_Your objective:_ Please give the listing again, word for word, with nothing left out.

* * * *

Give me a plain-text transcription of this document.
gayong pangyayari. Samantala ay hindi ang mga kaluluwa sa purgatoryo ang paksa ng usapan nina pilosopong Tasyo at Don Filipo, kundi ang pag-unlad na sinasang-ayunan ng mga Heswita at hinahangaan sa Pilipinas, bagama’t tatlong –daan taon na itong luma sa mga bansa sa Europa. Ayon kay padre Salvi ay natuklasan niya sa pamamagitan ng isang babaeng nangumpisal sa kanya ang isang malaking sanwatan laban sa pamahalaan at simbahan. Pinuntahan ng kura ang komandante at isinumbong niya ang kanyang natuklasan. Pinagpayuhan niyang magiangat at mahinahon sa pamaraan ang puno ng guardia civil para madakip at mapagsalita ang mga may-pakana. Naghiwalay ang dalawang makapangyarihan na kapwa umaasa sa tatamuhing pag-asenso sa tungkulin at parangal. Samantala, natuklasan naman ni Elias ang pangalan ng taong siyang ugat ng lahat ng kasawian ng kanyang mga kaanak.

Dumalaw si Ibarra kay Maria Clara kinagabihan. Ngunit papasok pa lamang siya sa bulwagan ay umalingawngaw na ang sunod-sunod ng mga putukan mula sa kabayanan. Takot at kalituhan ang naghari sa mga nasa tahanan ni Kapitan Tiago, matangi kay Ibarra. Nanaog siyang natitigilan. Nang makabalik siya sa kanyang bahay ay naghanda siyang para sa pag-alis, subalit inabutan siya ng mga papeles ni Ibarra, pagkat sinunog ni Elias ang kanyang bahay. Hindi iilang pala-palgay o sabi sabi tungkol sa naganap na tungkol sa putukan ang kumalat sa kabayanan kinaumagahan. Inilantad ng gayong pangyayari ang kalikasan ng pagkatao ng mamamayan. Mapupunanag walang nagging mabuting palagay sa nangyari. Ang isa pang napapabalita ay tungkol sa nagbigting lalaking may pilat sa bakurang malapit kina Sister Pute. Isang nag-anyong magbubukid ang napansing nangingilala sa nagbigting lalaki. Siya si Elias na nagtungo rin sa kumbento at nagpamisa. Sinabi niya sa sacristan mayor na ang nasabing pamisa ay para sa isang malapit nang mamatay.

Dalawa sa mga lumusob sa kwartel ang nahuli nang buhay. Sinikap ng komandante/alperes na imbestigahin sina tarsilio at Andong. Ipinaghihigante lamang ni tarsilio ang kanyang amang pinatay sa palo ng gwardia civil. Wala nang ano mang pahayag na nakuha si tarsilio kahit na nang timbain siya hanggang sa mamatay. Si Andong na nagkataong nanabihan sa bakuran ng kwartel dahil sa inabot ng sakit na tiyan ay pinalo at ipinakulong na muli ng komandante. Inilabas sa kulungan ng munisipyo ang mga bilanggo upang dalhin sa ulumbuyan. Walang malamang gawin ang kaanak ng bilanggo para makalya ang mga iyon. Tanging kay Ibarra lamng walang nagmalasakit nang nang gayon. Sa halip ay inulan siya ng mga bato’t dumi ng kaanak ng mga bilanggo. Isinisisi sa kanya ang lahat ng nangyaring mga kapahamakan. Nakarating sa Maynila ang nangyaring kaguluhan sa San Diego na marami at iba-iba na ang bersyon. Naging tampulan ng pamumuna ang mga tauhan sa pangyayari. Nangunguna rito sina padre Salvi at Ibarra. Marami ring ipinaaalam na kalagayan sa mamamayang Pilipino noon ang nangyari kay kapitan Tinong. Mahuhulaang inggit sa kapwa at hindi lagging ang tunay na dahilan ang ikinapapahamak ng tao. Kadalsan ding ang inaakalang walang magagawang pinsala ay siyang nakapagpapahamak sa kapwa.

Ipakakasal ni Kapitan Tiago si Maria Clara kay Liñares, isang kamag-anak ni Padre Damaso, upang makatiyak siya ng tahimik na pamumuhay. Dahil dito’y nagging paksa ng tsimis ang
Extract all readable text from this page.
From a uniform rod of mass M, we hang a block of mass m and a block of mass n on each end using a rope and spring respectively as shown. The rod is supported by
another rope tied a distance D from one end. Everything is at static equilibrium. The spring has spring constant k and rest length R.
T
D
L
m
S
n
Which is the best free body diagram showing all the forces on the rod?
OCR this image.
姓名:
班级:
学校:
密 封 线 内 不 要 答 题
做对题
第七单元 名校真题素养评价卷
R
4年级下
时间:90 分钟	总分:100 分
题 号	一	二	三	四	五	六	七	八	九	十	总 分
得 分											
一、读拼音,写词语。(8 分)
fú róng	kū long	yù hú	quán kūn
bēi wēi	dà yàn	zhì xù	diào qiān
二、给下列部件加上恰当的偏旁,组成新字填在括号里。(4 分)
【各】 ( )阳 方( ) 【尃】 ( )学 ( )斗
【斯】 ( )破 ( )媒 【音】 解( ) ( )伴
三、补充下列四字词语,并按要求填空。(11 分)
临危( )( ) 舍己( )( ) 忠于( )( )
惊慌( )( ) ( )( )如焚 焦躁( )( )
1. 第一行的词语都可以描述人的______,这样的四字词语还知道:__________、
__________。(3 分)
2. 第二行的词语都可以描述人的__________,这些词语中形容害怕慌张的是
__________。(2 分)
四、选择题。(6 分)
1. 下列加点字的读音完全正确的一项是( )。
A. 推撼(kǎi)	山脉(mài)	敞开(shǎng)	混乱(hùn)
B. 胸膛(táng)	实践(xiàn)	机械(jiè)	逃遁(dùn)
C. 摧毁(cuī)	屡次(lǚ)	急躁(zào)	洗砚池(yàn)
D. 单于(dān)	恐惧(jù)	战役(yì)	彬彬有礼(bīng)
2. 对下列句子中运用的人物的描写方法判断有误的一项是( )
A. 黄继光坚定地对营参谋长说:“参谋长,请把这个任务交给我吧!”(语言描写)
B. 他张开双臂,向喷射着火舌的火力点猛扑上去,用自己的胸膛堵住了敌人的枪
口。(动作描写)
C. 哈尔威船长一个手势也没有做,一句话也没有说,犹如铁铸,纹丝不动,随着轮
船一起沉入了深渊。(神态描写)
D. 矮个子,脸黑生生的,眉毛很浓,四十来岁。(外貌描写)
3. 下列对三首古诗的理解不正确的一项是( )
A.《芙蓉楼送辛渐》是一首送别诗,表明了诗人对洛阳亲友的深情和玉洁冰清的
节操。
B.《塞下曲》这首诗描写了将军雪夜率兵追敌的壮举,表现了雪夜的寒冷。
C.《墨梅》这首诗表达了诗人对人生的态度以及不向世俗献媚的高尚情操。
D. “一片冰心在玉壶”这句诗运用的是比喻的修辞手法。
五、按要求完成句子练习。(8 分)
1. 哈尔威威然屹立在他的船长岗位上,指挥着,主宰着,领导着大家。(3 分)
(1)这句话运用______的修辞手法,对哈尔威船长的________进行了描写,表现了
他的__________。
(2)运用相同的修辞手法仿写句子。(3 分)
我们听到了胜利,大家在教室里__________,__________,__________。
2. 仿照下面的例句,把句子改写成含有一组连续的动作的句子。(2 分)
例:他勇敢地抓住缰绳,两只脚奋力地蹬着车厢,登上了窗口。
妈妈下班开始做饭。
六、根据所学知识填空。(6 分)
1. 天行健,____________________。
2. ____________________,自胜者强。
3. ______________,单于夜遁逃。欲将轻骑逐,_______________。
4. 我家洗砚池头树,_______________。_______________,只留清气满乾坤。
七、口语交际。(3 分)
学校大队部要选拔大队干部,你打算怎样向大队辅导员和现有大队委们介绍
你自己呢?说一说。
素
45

* * * *

_Final answer:_
Give me a plain-text transcription of this document.
gayong pangyayari. Samantala ay hindi ang mga kaluluwa sa purgatoryo ang paksa ng usapan nina pilosopong Tasyo at Don Filipo, kundi ang pag-unlad na sinasang-ayunan ng mga Heswita at hinahangaan sa Pilipinas, bagama’t tatlong –daan taon na itong luma sa mga bansa sa Europa. Ayon kay padre Salvi ay natuklasan niya sa pamamagitan ng isang babaeng nangumpisal sa kanya ang isang malaking sanwatan laban sa pamahalaan at simbahan. Pinuntahan ng kura ang komandante at isinumbong niya ang kanyang natuklasan. Pinagpayuhan niyang magiangat at mahinahon sa pamaraan ang puno ng guardia civil para madakip at mapagsalita ang mga may-pakana. Naghiwalay ang dalawang makapangyarihan na kapwa umaasa sa tatamuhing pag-asenso sa tungkulin at parangal. Samantala, natuklasan naman ni Elias ang pangalan ng taong siyang ugat ng lahat ng kasawian ng kanyang mga kaanak.

Dumalaw si Ibarra kay Maria Clara kinagabihan. Ngunit papasok pa lamang siya sa bulwagan ay umalingawngaw na ang sunod-sunod ng mga putukan mula sa kabayanan. Takot at kalituhan ang naghari sa mga nasa tahanan ni Kapitan Tiago, matangi kay Ibarra. Nanaog siyang natitigilan. Nang makabalik siya sa kanyang bahay ay naghanda siyang para sa pag-alis, subalit inabutan siya ng mga papeles ni Ibarra, pagkat sinunog ni Elias ang kanyang bahay. Hindi iilang pala-palgay o sabi sabi tungkol sa naganap na tungkol sa putukan ang kumalat sa kabayanan kinaumagahan. Inilantad ng gayong pangyayari ang kalikasan ng pagkatao ng mamamayan. Mapupunanag walang nagging mabuting palagay sa nangyari. Ang isa pang napapabalita ay tungkol sa nagbigting lalaking may pilat sa bakurang malapit kina Sister Pute. Isang nag-anyong magbubukid ang napansing nangingilala sa nagbigting lalaki. Siya si Elias na nagtungo rin sa kumbento at nagpamisa. Sinabi niya sa sacristan mayor na ang nasabing pamisa ay para sa isang malapit nang mamatay.

Dalawa sa mga lumusob sa kwartel ang nahuli nang buhay. Sinikap ng komandante/alperes na imbestigahin sina tarsilio at Andong. Ipinaghihigante lamang ni tarsilio ang kanyang amang pinatay sa palo ng gwardia civil. Wala nang ano mang pahayag na nakuha si tarsilio kahit na nang timbain siya hanggang sa mamatay. Si Andong na nagkataong nanabihan sa bakuran ng kwartel dahil sa inabot ng sakit na tiyan ay pinalo at ipinakulong na muli ng komandante. Inilabas sa kulungan ng munisipyo ang mga bilanggo upang dalhin sa ulumbuyan. Walang malamang gawin ang kaanak ng bilanggo para makalya ang mga iyon. Tanging kay Ibarra lamng walang nagmalasakit nang nang gayon. Sa halip ay inulan siya ng mga bato’t dumi ng kaanak ng mga bilanggo. Isinisisi sa kanya ang lahat ng nangyaring mga kapahamakan. Nakarating sa Maynila ang nangyaring kaguluhan sa San Diego na marami at iba-iba na ang bersyon. Naging tampulan ng pamumuna ang mga tauhan sa pangyayari. Nangunguna rito sina padre Salvi at Ibarra. Marami ring ipinaaalam na kalagayan sa mamamayang Pilipino noon ang nangyari kay kapitan Tinong. Mahuhulaang inggit sa kapwa at hindi lagging ang tunay na dahilan ang ikinapapahamak ng tao. Kadalsan ding ang inaakalang walang magagawang pinsala ay siyang nakapagpapahamak sa kapwa.

Ipakakasal ni Kapitan Tiago si Maria Clara kay Liñares, isang kamag-anak ni Padre Damaso, upang makatiyak siya ng tahimik na pamumuhay. Dahil dito’y nagging paksa ng tsimis ang
Extract all readable text from this page.
From a uniform rod of mass M, we hang a block of mass m and a block of mass n on each end using a rope and spring respectively as shown. The rod is supported by
another rope tied a distance D from one end. Everything is at static equilibrium. The spring has spring constant k and rest length R.
T
D
L
m
S
n
Which is the best free body diagram showing all the forces on the rod?
OCR this image.
姓名:
班级:
学校:
密 封 线 内 不 要 答 题
做对题
第七单元 名校真题素养评价卷
R
4年级下
时间:90 分钟	总分:100 分
题 号	一	二	三	四	五	六	七	八	九	十	总 分
得 分											
一、读拼音,写词语。(8 分)
fú róng	kū long	yù hú	quán kūn
bēi wēi	dà yàn	zhì xù	diào qiān
二、给下列部件加上恰当的偏旁,组成新字填在括号里。(4 分)
【各】 ( )阳 方( ) 【尃】 ( )学 ( )斗
【斯】 ( )破 ( )媒 【音】 解( ) ( )伴
三、补充下列四字词语,并按要求填空。(11 分)
临危( )( ) 舍己( )( ) 忠于( )( )
惊慌( )( ) ( )( )如焚 焦躁( )( )
1. 第一行的词语都可以描述人的______,这样的四字词语还知道:__________、
__________。(3 分)
2. 第二行的词语都可以描述人的__________,这些词语中形容害怕慌张的是
__________。(2 分)
四、选择题。(6 分)
1. 下列加点字的读音完全正确的一项是( )。
A. 推撼(kǎi)	山脉(mài)	敞开(shǎng)	混乱(hùn)
B. 胸膛(táng)	实践(xiàn)	机械(jiè)	逃遁(dùn)
C. 摧毁(cuī)	屡次(lǚ)	急躁(zào)	洗砚池(yàn)
D. 单于(dān)	恐惧(jù)	战役(yì)	彬彬有礼(bīng)
2. 对下列句子中运用的人物的描写方法判断有误的一项是( )
A. 黄继光坚定地对营参谋长说:“参谋长,请把这个任务交给我吧!”(语言描写)
B. 他张开双臂,向喷射着火舌的火力点猛扑上去,用自己的胸膛堵住了敌人的枪
口。(动作描写)
C. 哈尔威船长一个手势也没有做,一句话也没有说,犹如铁铸,纹丝不动,随着轮
船一起沉入了深渊。(神态描写)
D. 矮个子,脸黑生生的,眉毛很浓,四十来岁。(外貌描写)
3. 下列对三首古诗的理解不正确的一项是( )
A.《芙蓉楼送辛渐》是一首送别诗,表明了诗人对洛阳亲友的深情和玉洁冰清的
节操。
B.《塞下曲》这首诗描写了将军雪夜率兵追敌的壮举,表现了雪夜的寒冷。
C.《墨梅》这首诗表达了诗人对人生的态度以及不向世俗献媚的高尚情操。
D. “一片冰心在玉壶”这句诗运用的是比喻的修辞手法。
五、按要求完成句子练习。(8 分)
1. 哈尔威威然屹立在他的船长岗位上,指挥着,主宰着,领导着大家。(3 分)
(1)这句话运用______的修辞手法,对哈尔威船长的________进行了描写,表现了
他的__________。
(2)运用相同的修辞手法仿写句子。(3 分)
我们听到了胜利,大家在教室里__________,__________,__________。
2. 仿照下面的例句,把句子改写成含有一组连续的动作的句子。(2 分)
例:他勇敢地抓住缰绳,两只脚奋力地蹬着车厢,登上了窗口。
妈妈下班开始做饭。
六、根据所学知识填空。(6 分)
1. 天行健,____________________。
2. ____________________,自胜者强。
3. ______________,单于夜遁逃。欲将轻骑逐,_______________。
4. 我家洗砚池头树,_______________。_______________,只留清气满乾坤。
七、口语交际。(3 分)
学校大队部要选拔大队干部,你打算怎样向大队辅导员和现有大队委们介绍
你自己呢?说一说。
素
45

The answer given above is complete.